▶ AIM OF THE EXERCISE:
Filter out everything except lines holding "Item".

▶ DATA SUPPLIED:
==========

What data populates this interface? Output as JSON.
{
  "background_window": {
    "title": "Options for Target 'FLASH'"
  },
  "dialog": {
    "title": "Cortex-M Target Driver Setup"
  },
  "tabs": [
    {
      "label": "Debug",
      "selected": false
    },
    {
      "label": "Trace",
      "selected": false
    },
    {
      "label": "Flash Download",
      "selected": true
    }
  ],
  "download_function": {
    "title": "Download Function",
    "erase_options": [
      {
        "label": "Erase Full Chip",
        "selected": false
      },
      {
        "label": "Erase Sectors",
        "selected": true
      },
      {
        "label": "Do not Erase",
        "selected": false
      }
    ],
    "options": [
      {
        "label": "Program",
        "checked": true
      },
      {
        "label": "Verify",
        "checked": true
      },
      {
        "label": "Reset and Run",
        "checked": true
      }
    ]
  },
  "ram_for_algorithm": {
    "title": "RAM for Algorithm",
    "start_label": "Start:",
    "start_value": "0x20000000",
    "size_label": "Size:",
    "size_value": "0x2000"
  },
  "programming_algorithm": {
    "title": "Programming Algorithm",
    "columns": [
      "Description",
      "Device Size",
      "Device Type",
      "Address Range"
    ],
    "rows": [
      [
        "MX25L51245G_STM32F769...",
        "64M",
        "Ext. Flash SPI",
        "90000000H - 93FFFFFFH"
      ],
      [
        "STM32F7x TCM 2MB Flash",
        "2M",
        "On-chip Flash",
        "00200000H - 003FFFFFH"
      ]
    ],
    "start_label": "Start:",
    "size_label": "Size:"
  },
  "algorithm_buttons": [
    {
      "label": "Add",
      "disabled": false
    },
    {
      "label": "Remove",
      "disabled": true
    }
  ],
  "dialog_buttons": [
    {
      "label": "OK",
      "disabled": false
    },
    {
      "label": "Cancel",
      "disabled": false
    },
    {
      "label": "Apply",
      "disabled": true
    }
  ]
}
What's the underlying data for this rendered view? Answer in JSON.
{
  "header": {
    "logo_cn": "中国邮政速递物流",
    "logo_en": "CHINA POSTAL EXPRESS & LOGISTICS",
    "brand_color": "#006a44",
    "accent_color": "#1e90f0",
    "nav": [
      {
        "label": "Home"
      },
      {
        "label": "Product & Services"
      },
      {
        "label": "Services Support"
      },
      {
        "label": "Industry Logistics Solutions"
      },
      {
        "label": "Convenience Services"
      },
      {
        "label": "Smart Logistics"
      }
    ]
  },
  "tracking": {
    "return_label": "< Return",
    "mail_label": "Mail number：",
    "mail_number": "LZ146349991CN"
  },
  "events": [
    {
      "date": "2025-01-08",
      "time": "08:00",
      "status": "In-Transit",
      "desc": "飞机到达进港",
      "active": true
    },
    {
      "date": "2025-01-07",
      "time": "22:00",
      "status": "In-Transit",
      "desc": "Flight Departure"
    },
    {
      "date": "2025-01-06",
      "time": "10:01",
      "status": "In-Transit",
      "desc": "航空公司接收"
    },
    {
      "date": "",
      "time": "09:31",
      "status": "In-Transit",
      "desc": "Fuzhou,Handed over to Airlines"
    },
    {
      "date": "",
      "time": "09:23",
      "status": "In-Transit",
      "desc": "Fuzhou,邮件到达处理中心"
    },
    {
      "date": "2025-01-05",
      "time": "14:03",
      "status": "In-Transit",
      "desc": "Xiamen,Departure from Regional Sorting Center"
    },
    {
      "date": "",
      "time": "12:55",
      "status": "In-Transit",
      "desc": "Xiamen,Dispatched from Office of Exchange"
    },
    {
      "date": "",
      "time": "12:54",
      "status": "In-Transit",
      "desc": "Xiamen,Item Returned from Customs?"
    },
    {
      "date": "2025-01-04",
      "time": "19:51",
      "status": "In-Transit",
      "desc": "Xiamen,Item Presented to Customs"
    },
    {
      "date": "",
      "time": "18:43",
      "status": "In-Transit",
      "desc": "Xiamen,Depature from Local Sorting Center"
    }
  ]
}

==========

▶ OUTPUT OF THE EXERCISE:
      "desc": "Xiamen,Item Returned from Customs?"
      "desc": "Xiamen,Item Presented to Customs"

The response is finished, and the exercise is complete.